» Excerpt from a dataset:

⟨

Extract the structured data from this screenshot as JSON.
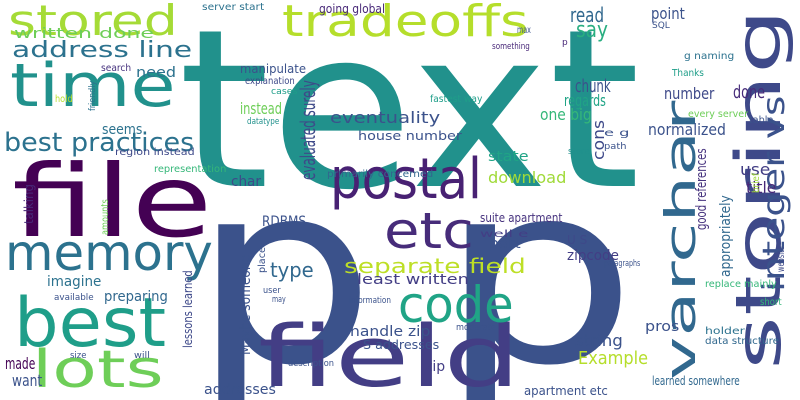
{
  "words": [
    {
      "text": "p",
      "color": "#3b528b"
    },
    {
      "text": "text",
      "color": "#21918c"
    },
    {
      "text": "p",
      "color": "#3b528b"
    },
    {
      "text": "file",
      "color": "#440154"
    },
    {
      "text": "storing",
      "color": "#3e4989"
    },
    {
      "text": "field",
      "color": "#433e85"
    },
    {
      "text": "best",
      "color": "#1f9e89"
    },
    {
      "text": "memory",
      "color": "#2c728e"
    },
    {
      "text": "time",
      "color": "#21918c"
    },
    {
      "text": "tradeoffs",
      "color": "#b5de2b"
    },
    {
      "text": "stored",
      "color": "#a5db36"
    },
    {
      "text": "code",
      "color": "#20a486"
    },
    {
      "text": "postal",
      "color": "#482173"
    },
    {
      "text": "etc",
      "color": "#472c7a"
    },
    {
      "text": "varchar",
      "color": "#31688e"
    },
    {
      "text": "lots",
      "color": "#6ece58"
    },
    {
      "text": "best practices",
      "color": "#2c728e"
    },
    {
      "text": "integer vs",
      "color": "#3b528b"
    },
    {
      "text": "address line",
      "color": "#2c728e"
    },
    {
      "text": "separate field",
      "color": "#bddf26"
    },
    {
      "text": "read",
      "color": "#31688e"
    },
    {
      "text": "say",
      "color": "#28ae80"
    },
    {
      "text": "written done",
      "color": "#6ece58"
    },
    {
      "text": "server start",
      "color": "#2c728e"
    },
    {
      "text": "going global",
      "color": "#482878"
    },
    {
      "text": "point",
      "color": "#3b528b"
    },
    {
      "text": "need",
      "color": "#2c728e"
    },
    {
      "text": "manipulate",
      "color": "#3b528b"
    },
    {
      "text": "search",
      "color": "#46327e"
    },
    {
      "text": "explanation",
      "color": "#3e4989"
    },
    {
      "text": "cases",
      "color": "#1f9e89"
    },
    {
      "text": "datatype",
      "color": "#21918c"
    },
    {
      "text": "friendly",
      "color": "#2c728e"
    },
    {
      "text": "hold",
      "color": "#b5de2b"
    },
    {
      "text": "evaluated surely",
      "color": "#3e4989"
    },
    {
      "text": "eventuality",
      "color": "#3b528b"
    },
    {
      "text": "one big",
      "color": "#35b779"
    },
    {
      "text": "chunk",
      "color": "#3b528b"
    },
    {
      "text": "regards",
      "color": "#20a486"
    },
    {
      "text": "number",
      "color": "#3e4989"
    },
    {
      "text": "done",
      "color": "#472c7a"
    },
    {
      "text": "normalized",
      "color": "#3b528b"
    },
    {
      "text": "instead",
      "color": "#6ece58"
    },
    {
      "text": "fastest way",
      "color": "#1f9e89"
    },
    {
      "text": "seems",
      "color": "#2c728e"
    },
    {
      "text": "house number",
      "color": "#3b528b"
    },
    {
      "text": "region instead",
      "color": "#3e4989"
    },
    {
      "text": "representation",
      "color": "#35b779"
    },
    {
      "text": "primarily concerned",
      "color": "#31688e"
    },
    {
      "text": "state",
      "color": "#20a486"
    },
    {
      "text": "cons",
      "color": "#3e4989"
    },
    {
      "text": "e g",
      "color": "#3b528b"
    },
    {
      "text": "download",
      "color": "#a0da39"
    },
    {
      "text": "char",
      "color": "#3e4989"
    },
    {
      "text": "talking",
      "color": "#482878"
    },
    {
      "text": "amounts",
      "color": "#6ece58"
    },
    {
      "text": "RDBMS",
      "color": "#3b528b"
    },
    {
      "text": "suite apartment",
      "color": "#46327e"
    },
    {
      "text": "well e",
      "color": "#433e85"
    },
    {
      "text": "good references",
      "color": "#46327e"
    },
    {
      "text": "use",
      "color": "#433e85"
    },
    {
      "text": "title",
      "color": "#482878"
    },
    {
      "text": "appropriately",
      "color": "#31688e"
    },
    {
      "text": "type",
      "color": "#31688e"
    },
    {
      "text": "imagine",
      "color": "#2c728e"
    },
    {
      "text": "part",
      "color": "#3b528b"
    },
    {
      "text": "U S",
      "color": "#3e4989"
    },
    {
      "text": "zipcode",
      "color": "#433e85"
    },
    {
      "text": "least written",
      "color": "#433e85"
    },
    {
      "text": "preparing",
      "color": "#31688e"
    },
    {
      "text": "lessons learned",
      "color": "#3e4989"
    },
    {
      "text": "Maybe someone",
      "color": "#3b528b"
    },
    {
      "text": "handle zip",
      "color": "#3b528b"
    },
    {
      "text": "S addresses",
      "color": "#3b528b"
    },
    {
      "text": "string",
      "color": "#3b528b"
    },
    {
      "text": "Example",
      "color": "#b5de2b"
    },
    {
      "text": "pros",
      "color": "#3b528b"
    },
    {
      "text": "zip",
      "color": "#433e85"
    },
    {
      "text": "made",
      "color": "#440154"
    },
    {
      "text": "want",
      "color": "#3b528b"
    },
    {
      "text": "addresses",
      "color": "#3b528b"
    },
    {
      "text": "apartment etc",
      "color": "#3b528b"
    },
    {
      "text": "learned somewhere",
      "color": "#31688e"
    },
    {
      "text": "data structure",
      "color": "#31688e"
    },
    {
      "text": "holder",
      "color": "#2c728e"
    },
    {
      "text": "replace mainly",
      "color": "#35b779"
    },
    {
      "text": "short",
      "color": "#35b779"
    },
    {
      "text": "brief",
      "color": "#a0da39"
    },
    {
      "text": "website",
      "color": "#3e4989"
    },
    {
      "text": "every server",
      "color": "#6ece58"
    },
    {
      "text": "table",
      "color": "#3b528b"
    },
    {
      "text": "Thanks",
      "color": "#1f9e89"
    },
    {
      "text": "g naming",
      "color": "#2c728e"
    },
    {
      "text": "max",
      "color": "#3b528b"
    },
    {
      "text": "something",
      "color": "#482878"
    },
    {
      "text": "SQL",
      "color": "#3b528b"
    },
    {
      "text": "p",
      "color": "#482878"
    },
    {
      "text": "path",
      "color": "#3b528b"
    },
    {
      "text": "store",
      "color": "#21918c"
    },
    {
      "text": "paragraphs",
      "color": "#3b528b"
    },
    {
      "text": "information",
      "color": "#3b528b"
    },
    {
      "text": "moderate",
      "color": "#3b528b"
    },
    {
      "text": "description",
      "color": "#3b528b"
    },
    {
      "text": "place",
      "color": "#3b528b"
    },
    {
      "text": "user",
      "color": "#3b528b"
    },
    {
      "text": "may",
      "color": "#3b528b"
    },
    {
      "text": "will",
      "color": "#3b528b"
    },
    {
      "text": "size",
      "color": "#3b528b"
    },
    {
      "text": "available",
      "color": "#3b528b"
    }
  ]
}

⟩

» YOUR GOAL: In the data above, how many lines contain the string "written"? Answer with the number only.

» RESULT: 2